[Start of Data extract]

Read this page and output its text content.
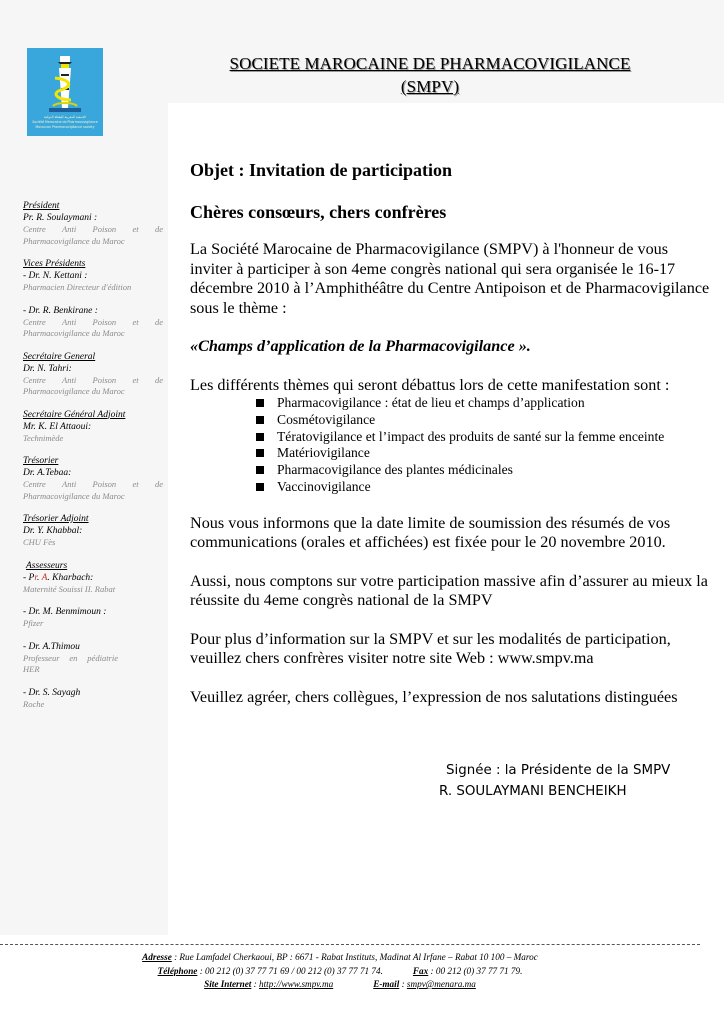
الجمعية المغربية لليقظة الدوائية
Société Marocaine de Pharmacovigilance
Moroccan Pharmacovigilance society
SOCIETE MAROCAINE DE PHARMACOVIGILANCE
(SMPV)
Président
Pr. R. Soulaymani :
Centre Anti Poison et de Pharmacovigilance du Maroc
Vices Présidents
- Dr. N. Kettani :
Pharmacien Directeur d'édition
- Dr. R. Benkirane :
Centre Anti Poison et de Pharmacovigilance du Maroc
Secrétaire General
Dr. N. Tahri:
Centre Anti Poison et de Pharmacovigilance du Maroc
Secrétaire Général Adjoint
Mr. K. El Attaoui:
Technimède
Trésorier
Dr. A.Tebaa:
Centre Anti Poison et de Pharmacovigilance du Maroc
Trésorier Adjoint
Dr. Y. Khabbal:
CHU Fès
Assesseurs
- Pr. A. Kharbach:
Maternité Souissi II. Rabat
- Dr. M. Benmimoun :
Pfizer
- Dr. A.Thimou
Professeur en pédiatrie HER
- Dr. S. Sayagh
Roche

Objet : Invitation de participation

Chères consœurs, chers confrères

La Société Marocaine de Pharmacovigilance (SMPV) à l'honneur de vous inviter à participer à son 4eme congrès national qui sera organisée le 16-17 décembre 2010 à l’Amphithéâtre du Centre Antipoison et de Pharmacovigilance sous le thème :

«Champs d’application de la Pharmacovigilance ».

Les différents thèmes qui seront débattus lors de cette manifestation sont :

Pharmacovigilance : état de lieu et champs d’application
Cosmétovigilance
Tératovigilance et l’impact des produits de santé sur la femme enceinte
Matériovigilance
Pharmacovigilance des plantes médicinales
Vaccinovigilance

Nous vous informons que la date limite de soumission des résumés de vos communications (orales et affichées) est fixée pour le 20 novembre 2010.

Aussi, nous comptons sur votre participation massive afin d’assurer au mieux la réussite du 4eme congrès national de la SMPV

Pour plus d’information sur la SMPV et sur les modalités de participation, veuillez chers confrères visiter notre site Web : www.smpv.ma

Veuillez agréer, chers collègues, l’expression de nos salutations distinguées

Signée : la Présidente de la SMPV
R. SOULAYMANI BENCHEIKH
Adresse : Rue Lamfadel Cherkaoui, BP : 6671 - Rabat Instituts, Madinat Al Irfane – Rabat 10 100 – Maroc
Téléphone : 00 212 (0) 37 77 71 69 / 00 212 (0) 37 77 71 74.	Fax : 00 212 (0) 37 77 71 79.
Site Internet : http://www.smpv.ma	E-mail : smpv@menara.ma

[End of Data extract]

• [Task prompt] Within the records above, how many lines include the word "Rabat"? State the number by itself.

• [Correct result] 2